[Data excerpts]
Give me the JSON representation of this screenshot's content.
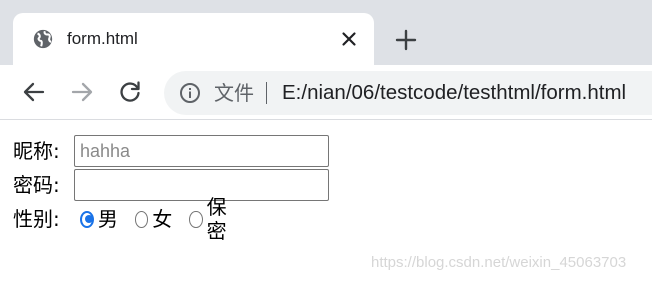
{
  "browser": {
    "tab": {
      "title": "form.html",
      "favicon": "globe-icon"
    },
    "new_tab_icon": "plus-icon",
    "toolbar": {
      "back_icon": "arrow-left-icon",
      "forward_icon": "arrow-right-icon",
      "reload_icon": "reload-icon",
      "security_icon": "info-icon",
      "security_label": "文件",
      "url": "E:/nian/06/testcode/testhtml/form.html"
    }
  },
  "form": {
    "nickname": {
      "label": "昵称:",
      "placeholder": "hahha",
      "value": ""
    },
    "password": {
      "label": "密码:",
      "value": ""
    },
    "gender": {
      "label": "性别:",
      "options": [
        {
          "label": "男",
          "checked": true
        },
        {
          "label": "女",
          "checked": false
        },
        {
          "label": "保密",
          "checked": false
        }
      ]
    }
  },
  "watermark": "https://blog.csdn.net/weixin_45063703",
  "colors": {
    "tab_strip": "#dee1e6",
    "omnibox": "#f1f3f4",
    "radio_accent": "#1a73e8"
  }
}
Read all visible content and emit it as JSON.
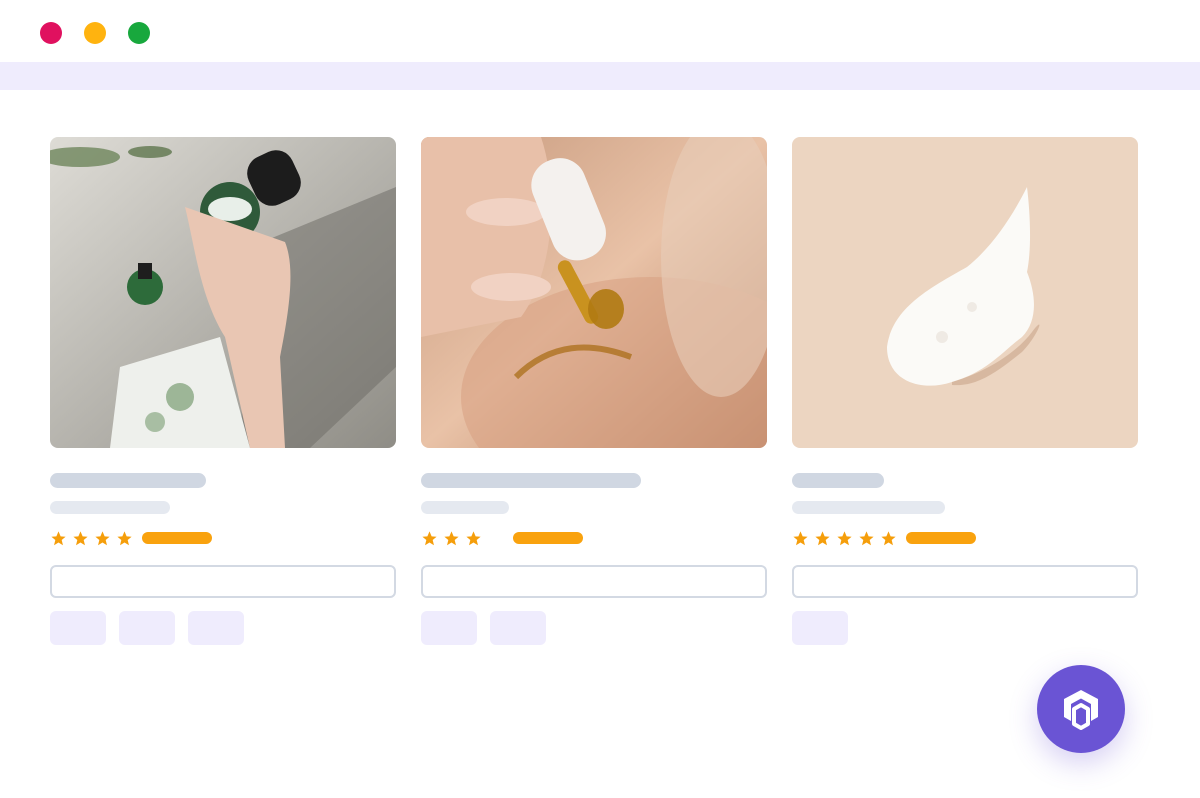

## Short problem
Copy out all lines from the material above that contain the string "JSON".

## Response to this task
Give me the JSON representation of this screenshot's content.
Read all visible content and emit it as JSON.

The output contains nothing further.